── Data
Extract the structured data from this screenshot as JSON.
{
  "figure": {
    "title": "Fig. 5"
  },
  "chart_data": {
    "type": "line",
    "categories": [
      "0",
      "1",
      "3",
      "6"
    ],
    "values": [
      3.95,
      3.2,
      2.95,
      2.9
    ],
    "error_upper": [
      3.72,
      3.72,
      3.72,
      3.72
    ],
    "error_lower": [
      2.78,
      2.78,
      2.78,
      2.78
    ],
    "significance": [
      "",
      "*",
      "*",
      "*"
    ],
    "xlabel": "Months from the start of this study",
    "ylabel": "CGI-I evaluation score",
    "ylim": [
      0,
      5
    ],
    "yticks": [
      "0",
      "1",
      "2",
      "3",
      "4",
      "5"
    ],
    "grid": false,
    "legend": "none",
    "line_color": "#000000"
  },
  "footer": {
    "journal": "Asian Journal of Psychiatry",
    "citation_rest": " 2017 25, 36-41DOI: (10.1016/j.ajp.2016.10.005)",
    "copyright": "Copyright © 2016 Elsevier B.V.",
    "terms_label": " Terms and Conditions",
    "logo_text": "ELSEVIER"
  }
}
────
What the task requires:
Reproduce all the records precisely.

Reply to the exercise:
Extract the structured data from this screenshot as JSON.
{
  "figure": {
    "title": "Fig. 5"
  },
  "chart_data": {
    "type": "line",
    "categories": [
      "0",
      "1",
      "3",
      "6"
    ],
    "values": [
      3.95,
      3.2,
      2.95,
      2.9
    ],
    "error_upper": [
      3.72,
      3.72,
      3.72,
      3.72
    ],
    "error_lower": [
      2.78,
      2.78,
      2.78,
      2.78
    ],
    "significance": [
      "",
      "*",
      "*",
      "*"
    ],
    "xlabel": "Months from the start of this study",
    "ylabel": "CGI-I evaluation score",
    "ylim": [
      0,
      5
    ],
    "yticks": [
      "0",
      "1",
      "2",
      "3",
      "4",
      "5"
    ],
    "grid": false,
    "legend": "none",
    "line_color": "#000000"
  },
  "footer": {
    "journal": "Asian Journal of Psychiatry",
    "citation_rest": " 2017 25, 36-41DOI: (10.1016/j.ajp.2016.10.005)",
    "copyright": "Copyright © 2016 Elsevier B.V.",
    "terms_label": " Terms and Conditions",
    "logo_text": "ELSEVIER"
  }
}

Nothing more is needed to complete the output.